(Figure record listings)
= Beginning of Section =

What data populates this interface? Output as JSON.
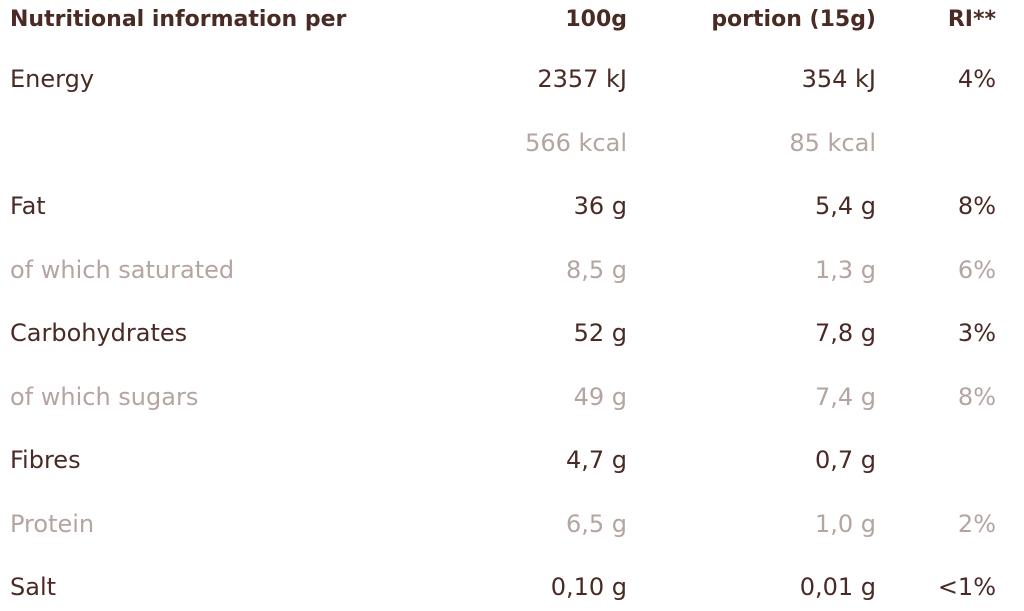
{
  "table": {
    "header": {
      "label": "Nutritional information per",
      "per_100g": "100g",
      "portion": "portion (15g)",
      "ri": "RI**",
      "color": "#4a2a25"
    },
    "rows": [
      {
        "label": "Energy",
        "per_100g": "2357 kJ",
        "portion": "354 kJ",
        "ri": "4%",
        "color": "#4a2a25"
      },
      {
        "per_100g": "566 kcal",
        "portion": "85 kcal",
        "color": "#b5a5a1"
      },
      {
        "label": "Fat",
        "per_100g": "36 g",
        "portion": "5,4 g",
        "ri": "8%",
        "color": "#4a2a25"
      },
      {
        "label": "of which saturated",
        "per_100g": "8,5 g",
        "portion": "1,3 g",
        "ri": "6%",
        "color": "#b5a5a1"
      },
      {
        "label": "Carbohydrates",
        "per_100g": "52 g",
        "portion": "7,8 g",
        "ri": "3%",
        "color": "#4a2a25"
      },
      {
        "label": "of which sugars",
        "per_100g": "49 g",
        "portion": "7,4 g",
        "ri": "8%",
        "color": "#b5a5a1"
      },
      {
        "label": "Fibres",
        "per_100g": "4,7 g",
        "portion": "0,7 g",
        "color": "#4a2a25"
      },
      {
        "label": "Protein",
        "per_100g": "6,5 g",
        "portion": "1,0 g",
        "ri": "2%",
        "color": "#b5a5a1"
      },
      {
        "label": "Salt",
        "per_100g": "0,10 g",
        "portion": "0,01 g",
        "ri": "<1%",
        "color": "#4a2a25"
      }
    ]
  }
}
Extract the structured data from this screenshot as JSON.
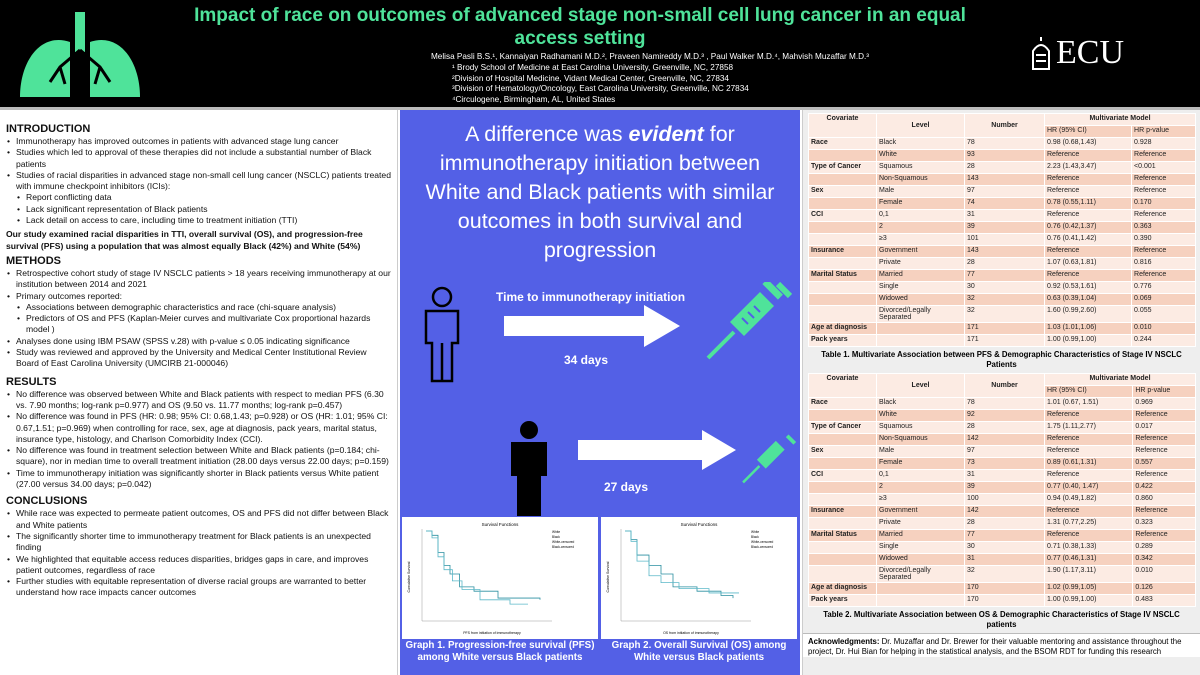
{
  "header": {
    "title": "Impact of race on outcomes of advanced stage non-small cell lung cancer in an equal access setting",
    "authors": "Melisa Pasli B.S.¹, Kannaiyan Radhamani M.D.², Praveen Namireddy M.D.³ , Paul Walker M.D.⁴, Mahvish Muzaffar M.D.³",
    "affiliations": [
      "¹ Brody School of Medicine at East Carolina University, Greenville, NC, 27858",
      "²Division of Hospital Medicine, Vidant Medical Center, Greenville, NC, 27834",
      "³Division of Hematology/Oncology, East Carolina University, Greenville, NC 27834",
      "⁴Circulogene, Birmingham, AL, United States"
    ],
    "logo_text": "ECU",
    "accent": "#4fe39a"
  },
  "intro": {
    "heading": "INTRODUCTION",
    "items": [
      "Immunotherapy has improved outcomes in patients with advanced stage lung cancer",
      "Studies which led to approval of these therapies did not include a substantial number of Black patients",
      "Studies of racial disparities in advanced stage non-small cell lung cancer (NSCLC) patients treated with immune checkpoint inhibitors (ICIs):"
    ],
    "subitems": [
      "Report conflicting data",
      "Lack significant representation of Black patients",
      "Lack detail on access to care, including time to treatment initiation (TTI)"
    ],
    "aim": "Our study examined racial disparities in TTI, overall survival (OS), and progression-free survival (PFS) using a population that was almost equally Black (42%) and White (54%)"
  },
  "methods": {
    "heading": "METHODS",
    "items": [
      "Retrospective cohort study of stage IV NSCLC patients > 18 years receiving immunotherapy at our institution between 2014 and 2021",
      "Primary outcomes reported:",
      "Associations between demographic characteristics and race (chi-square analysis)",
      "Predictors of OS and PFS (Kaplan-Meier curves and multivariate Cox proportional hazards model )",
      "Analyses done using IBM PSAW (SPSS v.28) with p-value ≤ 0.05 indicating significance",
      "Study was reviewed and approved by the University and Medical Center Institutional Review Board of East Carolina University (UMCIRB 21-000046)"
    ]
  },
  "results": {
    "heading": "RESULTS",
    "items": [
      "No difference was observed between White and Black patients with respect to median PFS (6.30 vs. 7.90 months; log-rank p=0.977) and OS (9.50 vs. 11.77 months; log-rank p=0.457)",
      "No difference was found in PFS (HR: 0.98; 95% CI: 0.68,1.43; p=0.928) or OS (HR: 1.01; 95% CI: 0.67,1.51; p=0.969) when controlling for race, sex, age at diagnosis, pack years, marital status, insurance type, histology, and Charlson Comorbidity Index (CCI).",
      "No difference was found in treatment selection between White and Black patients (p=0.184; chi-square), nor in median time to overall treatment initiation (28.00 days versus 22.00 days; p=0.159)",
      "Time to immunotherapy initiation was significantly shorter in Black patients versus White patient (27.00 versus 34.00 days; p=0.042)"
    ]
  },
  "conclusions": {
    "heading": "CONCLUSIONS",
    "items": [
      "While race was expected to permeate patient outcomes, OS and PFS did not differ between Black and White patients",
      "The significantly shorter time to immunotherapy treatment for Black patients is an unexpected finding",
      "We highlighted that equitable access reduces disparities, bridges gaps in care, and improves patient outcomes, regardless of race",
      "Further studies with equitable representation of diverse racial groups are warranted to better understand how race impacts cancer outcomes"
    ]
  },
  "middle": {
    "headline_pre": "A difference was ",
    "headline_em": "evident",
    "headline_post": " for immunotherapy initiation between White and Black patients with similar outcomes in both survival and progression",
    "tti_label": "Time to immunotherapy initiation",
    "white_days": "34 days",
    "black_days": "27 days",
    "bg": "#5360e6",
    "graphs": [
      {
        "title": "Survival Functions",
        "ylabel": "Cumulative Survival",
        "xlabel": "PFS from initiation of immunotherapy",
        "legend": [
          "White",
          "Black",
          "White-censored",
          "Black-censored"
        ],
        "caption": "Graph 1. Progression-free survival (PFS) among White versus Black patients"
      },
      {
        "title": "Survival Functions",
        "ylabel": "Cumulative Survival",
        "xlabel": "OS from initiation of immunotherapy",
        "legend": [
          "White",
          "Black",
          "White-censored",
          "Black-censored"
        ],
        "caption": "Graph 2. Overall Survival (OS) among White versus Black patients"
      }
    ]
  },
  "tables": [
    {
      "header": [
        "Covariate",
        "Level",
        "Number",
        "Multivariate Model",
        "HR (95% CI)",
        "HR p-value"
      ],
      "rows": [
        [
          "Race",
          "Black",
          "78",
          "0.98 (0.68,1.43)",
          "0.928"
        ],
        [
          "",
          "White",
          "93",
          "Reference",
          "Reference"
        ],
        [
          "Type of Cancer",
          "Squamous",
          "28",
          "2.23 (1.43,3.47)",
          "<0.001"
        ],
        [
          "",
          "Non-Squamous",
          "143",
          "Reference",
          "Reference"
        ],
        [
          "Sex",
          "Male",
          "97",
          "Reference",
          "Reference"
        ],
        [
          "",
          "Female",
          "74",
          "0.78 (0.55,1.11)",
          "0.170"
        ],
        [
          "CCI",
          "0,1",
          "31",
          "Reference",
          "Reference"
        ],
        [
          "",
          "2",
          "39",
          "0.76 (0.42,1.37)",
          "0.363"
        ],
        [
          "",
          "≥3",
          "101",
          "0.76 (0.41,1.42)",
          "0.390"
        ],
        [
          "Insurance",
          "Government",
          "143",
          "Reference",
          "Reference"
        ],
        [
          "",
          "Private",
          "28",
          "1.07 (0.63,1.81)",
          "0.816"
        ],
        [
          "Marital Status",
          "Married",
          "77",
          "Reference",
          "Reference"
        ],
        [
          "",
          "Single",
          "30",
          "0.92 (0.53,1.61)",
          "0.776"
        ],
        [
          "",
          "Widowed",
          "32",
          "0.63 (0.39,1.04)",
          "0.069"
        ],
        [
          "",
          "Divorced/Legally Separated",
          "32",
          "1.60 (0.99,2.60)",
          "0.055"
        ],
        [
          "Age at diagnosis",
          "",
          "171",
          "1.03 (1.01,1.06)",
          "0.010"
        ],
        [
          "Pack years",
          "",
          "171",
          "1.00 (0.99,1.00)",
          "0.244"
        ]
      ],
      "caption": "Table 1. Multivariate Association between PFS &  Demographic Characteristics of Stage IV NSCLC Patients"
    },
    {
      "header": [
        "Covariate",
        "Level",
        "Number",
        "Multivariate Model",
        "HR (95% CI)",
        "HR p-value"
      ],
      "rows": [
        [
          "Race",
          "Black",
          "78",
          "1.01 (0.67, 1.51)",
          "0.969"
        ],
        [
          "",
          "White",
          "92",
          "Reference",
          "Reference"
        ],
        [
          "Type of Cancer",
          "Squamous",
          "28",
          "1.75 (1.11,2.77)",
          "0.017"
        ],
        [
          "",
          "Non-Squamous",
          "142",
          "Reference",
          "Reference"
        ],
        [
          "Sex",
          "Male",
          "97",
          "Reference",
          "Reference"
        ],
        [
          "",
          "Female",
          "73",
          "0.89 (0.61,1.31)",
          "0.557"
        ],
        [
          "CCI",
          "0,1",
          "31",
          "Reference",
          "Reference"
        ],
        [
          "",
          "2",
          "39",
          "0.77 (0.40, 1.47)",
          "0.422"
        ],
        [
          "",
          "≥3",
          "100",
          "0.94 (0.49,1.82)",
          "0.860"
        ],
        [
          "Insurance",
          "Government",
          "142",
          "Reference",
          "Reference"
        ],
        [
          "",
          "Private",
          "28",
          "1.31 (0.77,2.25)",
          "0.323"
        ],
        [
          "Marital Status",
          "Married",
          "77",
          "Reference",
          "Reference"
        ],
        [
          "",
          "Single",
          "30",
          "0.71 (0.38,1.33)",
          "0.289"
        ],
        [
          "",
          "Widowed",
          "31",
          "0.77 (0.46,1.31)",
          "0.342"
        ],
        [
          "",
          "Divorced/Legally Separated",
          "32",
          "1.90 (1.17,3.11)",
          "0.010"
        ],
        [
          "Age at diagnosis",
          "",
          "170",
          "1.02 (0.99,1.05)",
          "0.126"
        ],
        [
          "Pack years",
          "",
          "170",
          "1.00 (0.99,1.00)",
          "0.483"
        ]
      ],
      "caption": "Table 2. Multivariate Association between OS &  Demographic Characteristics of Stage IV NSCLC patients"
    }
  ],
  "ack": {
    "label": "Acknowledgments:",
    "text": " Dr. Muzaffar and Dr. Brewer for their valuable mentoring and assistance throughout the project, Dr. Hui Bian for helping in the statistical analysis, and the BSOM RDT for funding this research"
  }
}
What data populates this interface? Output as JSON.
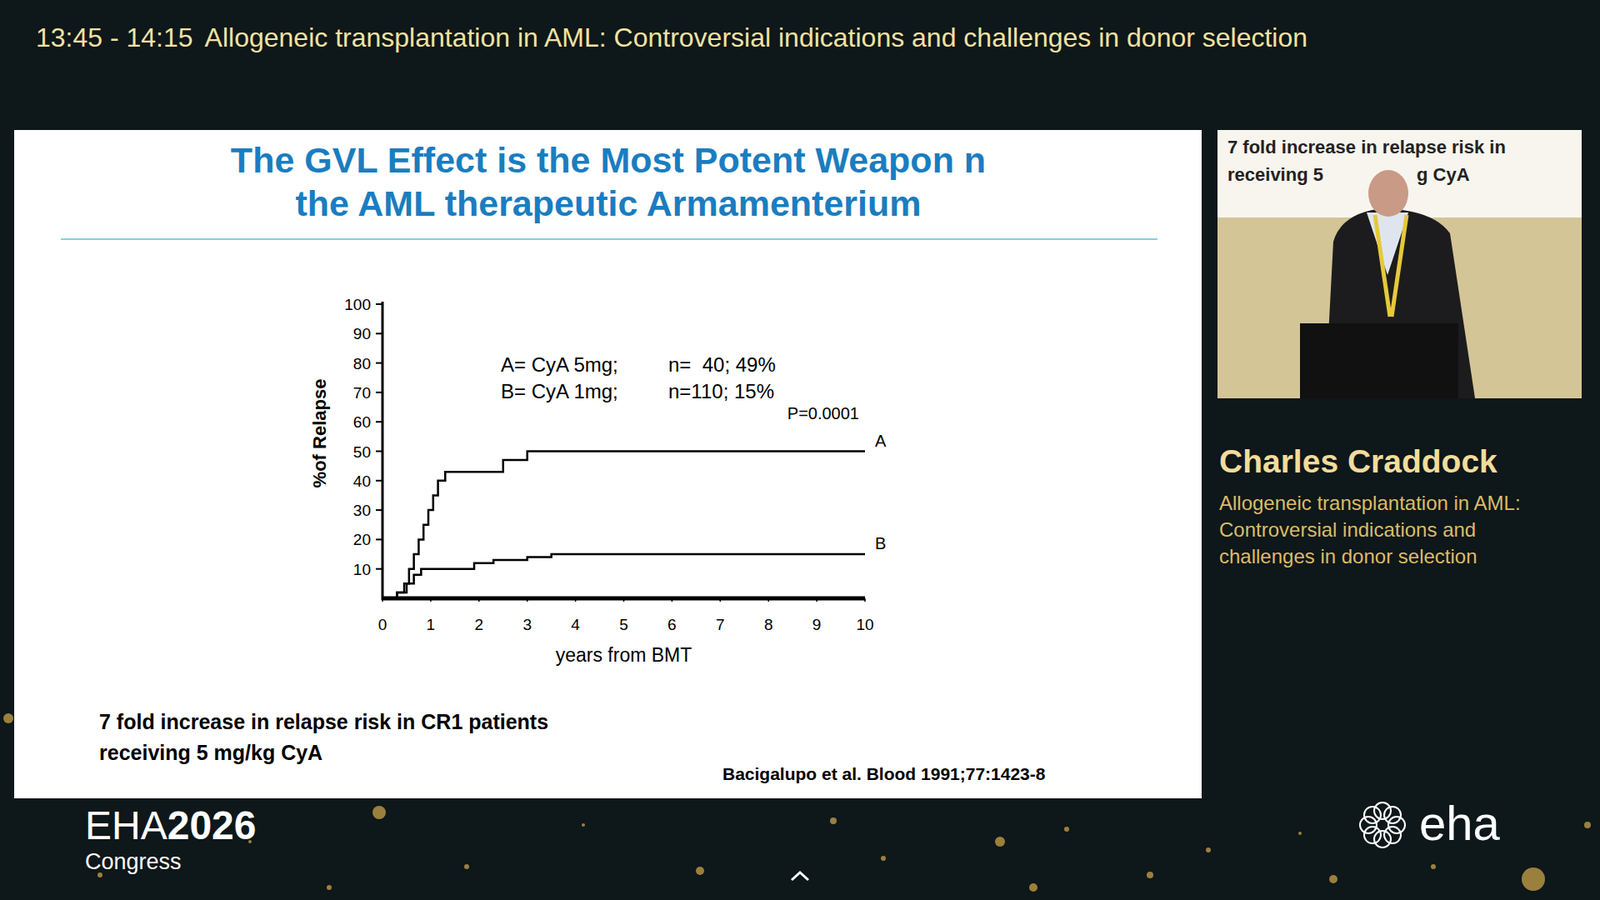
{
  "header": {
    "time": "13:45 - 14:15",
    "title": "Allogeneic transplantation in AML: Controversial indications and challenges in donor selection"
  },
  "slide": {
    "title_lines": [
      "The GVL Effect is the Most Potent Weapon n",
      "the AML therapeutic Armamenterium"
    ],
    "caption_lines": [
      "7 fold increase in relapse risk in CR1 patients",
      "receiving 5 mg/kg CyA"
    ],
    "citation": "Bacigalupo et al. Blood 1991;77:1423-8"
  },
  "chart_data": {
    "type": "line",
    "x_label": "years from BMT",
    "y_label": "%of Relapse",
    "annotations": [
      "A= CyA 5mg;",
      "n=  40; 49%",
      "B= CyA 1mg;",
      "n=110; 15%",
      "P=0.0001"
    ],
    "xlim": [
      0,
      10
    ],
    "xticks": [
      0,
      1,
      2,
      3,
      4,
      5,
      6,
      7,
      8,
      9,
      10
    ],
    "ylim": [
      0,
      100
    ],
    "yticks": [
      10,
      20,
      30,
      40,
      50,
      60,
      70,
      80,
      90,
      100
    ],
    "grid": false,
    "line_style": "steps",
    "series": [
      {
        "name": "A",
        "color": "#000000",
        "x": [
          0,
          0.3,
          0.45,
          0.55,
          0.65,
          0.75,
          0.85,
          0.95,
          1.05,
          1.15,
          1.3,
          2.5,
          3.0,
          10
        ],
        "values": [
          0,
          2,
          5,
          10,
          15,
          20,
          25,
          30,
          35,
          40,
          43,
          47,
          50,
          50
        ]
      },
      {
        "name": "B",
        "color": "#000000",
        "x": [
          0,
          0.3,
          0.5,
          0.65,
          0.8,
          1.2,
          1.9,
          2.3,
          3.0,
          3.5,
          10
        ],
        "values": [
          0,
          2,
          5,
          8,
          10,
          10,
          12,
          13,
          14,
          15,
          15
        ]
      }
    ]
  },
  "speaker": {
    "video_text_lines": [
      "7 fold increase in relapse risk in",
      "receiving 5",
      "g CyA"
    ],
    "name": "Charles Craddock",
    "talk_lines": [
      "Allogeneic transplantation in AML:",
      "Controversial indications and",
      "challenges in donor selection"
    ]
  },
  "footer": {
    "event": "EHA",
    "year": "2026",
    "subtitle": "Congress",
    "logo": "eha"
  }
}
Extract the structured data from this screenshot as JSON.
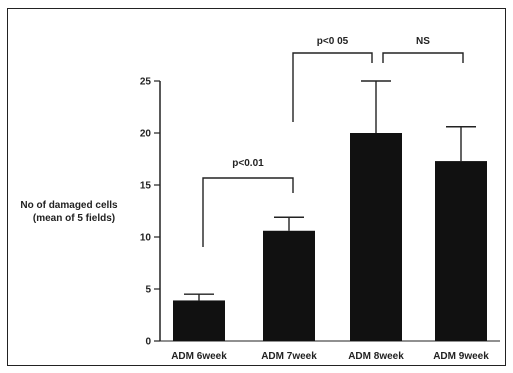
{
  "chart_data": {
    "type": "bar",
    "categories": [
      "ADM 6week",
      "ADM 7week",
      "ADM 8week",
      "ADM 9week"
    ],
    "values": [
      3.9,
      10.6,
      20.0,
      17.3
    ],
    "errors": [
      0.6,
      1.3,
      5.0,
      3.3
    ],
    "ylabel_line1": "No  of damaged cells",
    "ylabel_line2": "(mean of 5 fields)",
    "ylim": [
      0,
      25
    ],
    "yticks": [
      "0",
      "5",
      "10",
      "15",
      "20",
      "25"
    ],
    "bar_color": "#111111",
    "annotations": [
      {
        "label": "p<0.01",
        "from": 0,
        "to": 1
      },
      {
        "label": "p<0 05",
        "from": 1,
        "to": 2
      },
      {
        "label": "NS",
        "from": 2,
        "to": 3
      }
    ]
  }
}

= End of Section =

## Instructions for the task
List each line of the records that holds the string "Muzaffar".

## Task response
    "authors": "Melisa Pasli B.S.¹, Kannaiyan Radhamani M.D.², Praveen Namireddy M.D.³ , Paul Walker M.D.⁴, Mahvish Muzaffar M.D.³",
    "text": " Dr. Muzaffar and Dr. Brewer for their valuable mentoring and assistance throughout the project, Dr. Hui Bian for helping in the statistical analysis, and the BSOM RDT for funding this research"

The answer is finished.